Requirement ->
Look through the data below. Pick out the lines holding the string "Network".

>> BEGIN Extracted material

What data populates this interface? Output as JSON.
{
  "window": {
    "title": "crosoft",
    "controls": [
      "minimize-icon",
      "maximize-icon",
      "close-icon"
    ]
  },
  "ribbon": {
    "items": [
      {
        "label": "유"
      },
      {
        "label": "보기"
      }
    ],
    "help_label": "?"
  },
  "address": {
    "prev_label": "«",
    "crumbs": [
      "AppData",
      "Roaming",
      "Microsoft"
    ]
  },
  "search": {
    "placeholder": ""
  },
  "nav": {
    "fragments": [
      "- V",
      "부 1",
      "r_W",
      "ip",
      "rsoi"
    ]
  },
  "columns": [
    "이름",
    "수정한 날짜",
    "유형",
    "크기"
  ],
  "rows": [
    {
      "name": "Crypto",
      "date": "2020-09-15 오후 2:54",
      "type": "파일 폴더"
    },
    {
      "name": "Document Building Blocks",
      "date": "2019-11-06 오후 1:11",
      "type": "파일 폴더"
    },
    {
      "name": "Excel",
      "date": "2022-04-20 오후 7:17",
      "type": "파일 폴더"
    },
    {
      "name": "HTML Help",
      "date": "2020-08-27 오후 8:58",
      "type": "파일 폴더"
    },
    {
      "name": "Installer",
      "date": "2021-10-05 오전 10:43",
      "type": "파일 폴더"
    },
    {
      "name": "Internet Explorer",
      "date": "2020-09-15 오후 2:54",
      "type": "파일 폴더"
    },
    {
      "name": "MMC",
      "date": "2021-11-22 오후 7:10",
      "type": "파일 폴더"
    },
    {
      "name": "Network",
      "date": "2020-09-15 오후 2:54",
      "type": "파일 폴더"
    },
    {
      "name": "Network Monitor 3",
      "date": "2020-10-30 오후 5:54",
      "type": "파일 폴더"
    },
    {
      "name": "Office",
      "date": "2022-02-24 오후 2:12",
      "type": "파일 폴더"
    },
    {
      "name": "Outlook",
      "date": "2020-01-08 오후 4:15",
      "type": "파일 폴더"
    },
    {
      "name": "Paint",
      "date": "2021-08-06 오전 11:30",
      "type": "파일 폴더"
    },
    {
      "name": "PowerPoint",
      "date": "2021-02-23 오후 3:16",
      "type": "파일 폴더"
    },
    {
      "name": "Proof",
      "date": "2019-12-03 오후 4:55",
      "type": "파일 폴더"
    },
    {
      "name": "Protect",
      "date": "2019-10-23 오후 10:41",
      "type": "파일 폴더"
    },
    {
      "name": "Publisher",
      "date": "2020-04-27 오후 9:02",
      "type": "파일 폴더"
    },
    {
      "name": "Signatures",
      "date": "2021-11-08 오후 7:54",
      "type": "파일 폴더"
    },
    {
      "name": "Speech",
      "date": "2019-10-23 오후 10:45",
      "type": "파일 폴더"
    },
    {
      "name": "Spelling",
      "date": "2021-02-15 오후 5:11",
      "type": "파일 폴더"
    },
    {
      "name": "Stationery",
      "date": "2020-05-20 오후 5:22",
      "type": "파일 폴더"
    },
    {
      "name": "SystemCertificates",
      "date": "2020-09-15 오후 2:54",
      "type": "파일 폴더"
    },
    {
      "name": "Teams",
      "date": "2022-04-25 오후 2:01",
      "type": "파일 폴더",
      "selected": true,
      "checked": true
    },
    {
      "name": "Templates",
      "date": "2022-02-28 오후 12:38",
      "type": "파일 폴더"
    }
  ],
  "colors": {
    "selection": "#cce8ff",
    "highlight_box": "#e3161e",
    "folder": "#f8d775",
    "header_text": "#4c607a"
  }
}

>> END Extracted material

Written answer ->
      "name": "Network",
      "name": "Network Monitor 3",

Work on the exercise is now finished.